══ DATA TO PROCESS ══

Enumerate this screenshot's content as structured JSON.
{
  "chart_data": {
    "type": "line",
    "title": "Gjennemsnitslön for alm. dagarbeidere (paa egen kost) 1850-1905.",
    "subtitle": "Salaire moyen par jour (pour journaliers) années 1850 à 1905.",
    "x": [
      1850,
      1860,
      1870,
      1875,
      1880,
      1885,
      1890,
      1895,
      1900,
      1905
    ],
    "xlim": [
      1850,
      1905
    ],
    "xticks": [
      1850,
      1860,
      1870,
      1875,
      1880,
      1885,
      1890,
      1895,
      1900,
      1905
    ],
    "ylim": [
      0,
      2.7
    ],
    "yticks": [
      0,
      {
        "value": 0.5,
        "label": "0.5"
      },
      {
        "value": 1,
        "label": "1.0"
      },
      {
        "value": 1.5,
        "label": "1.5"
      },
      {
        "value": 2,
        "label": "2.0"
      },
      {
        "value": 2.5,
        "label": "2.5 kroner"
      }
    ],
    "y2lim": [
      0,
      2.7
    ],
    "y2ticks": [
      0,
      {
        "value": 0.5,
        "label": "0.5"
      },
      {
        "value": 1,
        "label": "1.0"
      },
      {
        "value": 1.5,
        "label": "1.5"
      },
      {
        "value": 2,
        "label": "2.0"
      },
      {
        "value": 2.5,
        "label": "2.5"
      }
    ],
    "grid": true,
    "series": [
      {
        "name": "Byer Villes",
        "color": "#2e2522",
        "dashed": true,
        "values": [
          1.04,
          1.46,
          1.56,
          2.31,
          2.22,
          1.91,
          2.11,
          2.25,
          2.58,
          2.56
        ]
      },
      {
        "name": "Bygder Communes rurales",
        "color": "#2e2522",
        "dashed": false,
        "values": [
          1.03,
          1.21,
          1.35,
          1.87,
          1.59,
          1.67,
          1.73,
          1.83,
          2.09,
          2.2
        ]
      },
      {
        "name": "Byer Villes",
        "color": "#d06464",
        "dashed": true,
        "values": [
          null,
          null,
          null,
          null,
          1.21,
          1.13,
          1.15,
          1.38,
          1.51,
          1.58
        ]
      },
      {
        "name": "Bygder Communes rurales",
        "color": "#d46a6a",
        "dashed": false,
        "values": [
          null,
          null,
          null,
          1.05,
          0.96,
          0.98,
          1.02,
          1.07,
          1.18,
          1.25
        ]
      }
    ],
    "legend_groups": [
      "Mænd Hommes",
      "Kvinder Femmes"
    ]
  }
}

═══

- WHAT YOU HAVE TO DO
Would you reproduce all the entries exactly?

- RESPONSE TO THE TASK
Enumerate this screenshot's content as structured JSON.
{
  "chart_data": {
    "type": "line",
    "title": "Gjennemsnitslön for alm. dagarbeidere (paa egen kost) 1850-1905.",
    "subtitle": "Salaire moyen par jour (pour journaliers) années 1850 à 1905.",
    "x": [
      1850,
      1860,
      1870,
      1875,
      1880,
      1885,
      1890,
      1895,
      1900,
      1905
    ],
    "xlim": [
      1850,
      1905
    ],
    "xticks": [
      1850,
      1860,
      1870,
      1875,
      1880,
      1885,
      1890,
      1895,
      1900,
      1905
    ],
    "ylim": [
      0,
      2.7
    ],
    "yticks": [
      0,
      {
        "value": 0.5,
        "label": "0.5"
      },
      {
        "value": 1,
        "label": "1.0"
      },
      {
        "value": 1.5,
        "label": "1.5"
      },
      {
        "value": 2,
        "label": "2.0"
      },
      {
        "value": 2.5,
        "label": "2.5 kroner"
      }
    ],
    "y2lim": [
      0,
      2.7
    ],
    "y2ticks": [
      0,
      {
        "value": 0.5,
        "label": "0.5"
      },
      {
        "value": 1,
        "label": "1.0"
      },
      {
        "value": 1.5,
        "label": "1.5"
      },
      {
        "value": 2,
        "label": "2.0"
      },
      {
        "value": 2.5,
        "label": "2.5"
      }
    ],
    "grid": true,
    "series": [
      {
        "name": "Byer Villes",
        "color": "#2e2522",
        "dashed": true,
        "values": [
          1.04,
          1.46,
          1.56,
          2.31,
          2.22,
          1.91,
          2.11,
          2.25,
          2.58,
          2.56
        ]
      },
      {
        "name": "Bygder Communes rurales",
        "color": "#2e2522",
        "dashed": false,
        "values": [
          1.03,
          1.21,
          1.35,
          1.87,
          1.59,
          1.67,
          1.73,
          1.83,
          2.09,
          2.2
        ]
      },
      {
        "name": "Byer Villes",
        "color": "#d06464",
        "dashed": true,
        "values": [
          null,
          null,
          null,
          null,
          1.21,
          1.13,
          1.15,
          1.38,
          1.51,
          1.58
        ]
      },
      {
        "name": "Bygder Communes rurales",
        "color": "#d46a6a",
        "dashed": false,
        "values": [
          null,
          null,
          null,
          1.05,
          0.96,
          0.98,
          1.02,
          1.07,
          1.18,
          1.25
        ]
      }
    ],
    "legend_groups": [
      "Mænd Hommes",
      "Kvinder Femmes"
    ]
  }
}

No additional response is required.